GIVEN REQUEST 1 – In the records below, take the lines from the line with "legend-dot-icon <box>96 486 104 494</box>" up to and including the line with "x-tick-mark <box>655 438 656 444</box>" and put them into a JSON list of strings, one string per line, leaving out blank lines.

GIVEN TEXT –
=====
Thor’s death at the hand, or breath, of Jormangund answers the old physics question of “what happens when an unstoppable force meats an immovable object?” Both must cease to be if advancement is to take place.  Thor’s immeasurable strength held the Thurs at bay and protected the worlds of Man and the Gods.  He is our own strength and courage and fighting spirit.  Jormangand, Loki’s Immeasurable and enveloping offspring, is our greed and desire for the material world, the embodiment of the immersion of Loki’s illusion within our own psyche.  Two ultimates, which only through mutual destruction can settlement be reached.

Frey, our vitality and connection with the natural world is all but defenseless as the Ragnarok begins. Having relinquished Gambantein for the hand of Gerd, He is armed only with a stag antler, the power of Algiz, and his vibrant spirit.  But quickly he falls under his relinquished blade as our vibrance wanes under the realization of the loss of our own spiritual powers and the guilt that follows.

Clarity and illusion have been at war since Farbauti first fell to Earth and corruption first crept into the world.  Heimdall and Loki embody these opposing forces.  But like Thor and Jormangand form a polar relationship of mutual necessity, so to do Heimdall and Loki.  Neither need exist without the other with in the new world to come, the guard need not exist without the prison, nor the scrutinizing eye without the corruption needing to be controlled.  This is not to say that vigilance is not required any more, but as the threat is removed our caution needs to evolve as we do.  Distrust and overt concern must give way to trust and discerning openness.

Despite Odin’s great power and force of will, his death too reflects a necessary end towards our evolution.  He has been tainted by Loki’s power.  His actions have been a result of Loki’s illusion, requiring at times to “fight fire with fire” and using the same illusory and corrupting abilities that he was trying to conquer.  His consciousness reflects ours as it is swallowed by the ravenous id and the corrupted, ever growing ego that Fenrir embodies.  Gone is our ability to think for the true future and not just our next experience.  To work for the folk and not just ourselves.  Vidar is our moral and spiritual conscious that sees the loss of the higher consciousness and reacts to curtail the id and ego and re-establish control.

As the mythic battle field fills with the fallen, our personal battle towards evolution rages on until the end, when the fires of Surt finally consume the waste and remnants of our previous incarnation.  The fires from Gambantein remove all that was corrupted by Loki and his brood, whether it be earth, man or god.  Surt, one of creations first smiths becomes its first great cleanser.
=====
INPUT FOR THIS TASK –
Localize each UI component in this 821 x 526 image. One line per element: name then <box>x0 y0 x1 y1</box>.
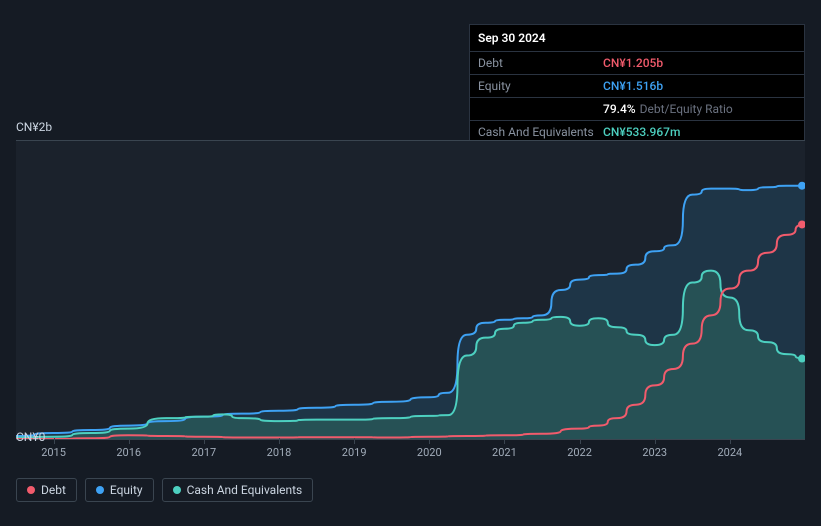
legend-dot-icon <box>96 486 104 494</box>
x-tick-label: 2023 <box>642 446 667 459</box>
tooltip-row-value: 79.4% <box>603 102 636 116</box>
x-tick-mark <box>54 438 55 444</box>
x-tick-mark <box>504 438 505 444</box>
x-axis: 2015 2016 2017 2018 2019 2020 2021 2022 2023 2024 <box>16 444 805 464</box>
tooltip-row: DebtCN¥1.205b <box>470 52 804 75</box>
tooltip-row-value: CN¥1.205b <box>603 56 663 70</box>
x-tick-label: 2019 <box>342 446 367 459</box>
x-tick-mark <box>354 438 355 444</box>
tooltip-row-value: CN¥1.516b <box>603 79 663 93</box>
legend-label: Equity <box>110 483 143 497</box>
y-axis-top-label: CN¥2b <box>16 120 52 134</box>
legend-dot-icon <box>27 486 35 494</box>
tooltip-date: Sep 30 2024 <box>470 25 804 52</box>
x-tick-mark <box>655 438 656 444</box>
legend-label: Debt <box>41 483 66 497</box>
x-tick-label: 2022 <box>567 446 592 459</box>
y-axis-bottom-label: CN¥0 <box>16 430 45 444</box>
legend-item-debt[interactable]: Debt <box>16 478 77 502</box>
tooltip-row: 79.4% Debt/Equity Ratio <box>470 98 804 121</box>
chart-container: CN¥2b CN¥0 20152016201720182019202020212… <box>16 124 805 510</box>
chart-svg <box>16 141 805 439</box>
legend-item-equity[interactable]: Equity <box>85 478 154 502</box>
x-tick-label: 2024 <box>717 446 742 459</box>
tooltip-row-extra: Debt/Equity Ratio <box>640 102 733 116</box>
x-tick-label: 2018 <box>267 446 292 459</box>
x-tick-label: 2015 <box>41 446 66 459</box>
x-tick-mark <box>129 438 130 444</box>
x-tick-mark <box>204 438 205 444</box>
legend-item-cash-and-equivalents[interactable]: Cash And Equivalents <box>162 478 314 502</box>
tooltip-row-label: Debt <box>478 56 603 70</box>
x-tick-label: 2017 <box>191 446 216 459</box>
x-tick-mark <box>429 438 430 444</box>
tooltip-row-label <box>478 102 603 116</box>
x-tick-label: 2020 <box>417 446 442 459</box>
legend-label: Cash And Equivalents <box>187 483 303 497</box>
chart-plot-area[interactable] <box>16 140 805 440</box>
x-tick-label: 2016 <box>116 446 141 459</box>
x-tick-label: 2021 <box>492 446 517 459</box>
tooltip-row: EquityCN¥1.516b <box>470 75 804 98</box>
x-tick-mark <box>580 438 581 444</box>
legend-dot-icon <box>173 486 181 494</box>
chart-legend: Debt Equity Cash And Equivalents <box>16 478 313 502</box>
tooltip-row-label: Equity <box>478 79 603 93</box>
x-tick-mark <box>279 438 280 444</box>
x-tick-mark <box>730 438 731 444</box>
=====
GIVEN REQUEST 2 – According to the passage on Ragnarok, what is Frey armed with as Ragnarok begins?

EXERCISE RESPONSE 1 –
[
  "legend-dot-icon <box>96 486 104 494</box>",
  "x-tick-label: 2023 <box>642 446 667 459</box>",
  "tooltip-row-value: 79.4% <box>603 102 636 116</box>",
  "x-tick-mark <box>54 438 55 444</box>",
  "x-tick-mark <box>504 438 505 444</box>",
  "x-axis: 2015 2016 2017 2018 2019 2020 2021 2022 2023 2024 <box>16 444 805 464</box>",
  "tooltip-row: DebtCN¥1.205b <box>470 52 804 75</box>",
  "tooltip-row-value: CN¥1.205b <box>603 56 663 70</box>",
  "x-tick-label: 2019 <box>342 446 367 459</box>",
  "x-tick-mark <box>354 438 355 444</box>",
  "tooltip-row-value: CN¥1.516b <box>603 79 663 93</box>",
  "legend-label: Equity <box>110 483 143 497</box>",
  "y-axis-top-label: CN¥2b <box>16 120 52 134</box>",
  "legend-dot-icon <box>27 486 35 494</box>",
  "tooltip-date: Sep 30 2024 <box>470 25 804 52</box>",
  "x-tick-mark <box>655 438 656 444</box>"
]

EXERCISE RESPONSE 2 – A stag antler, the power of Algiz, and his vibrant spirit.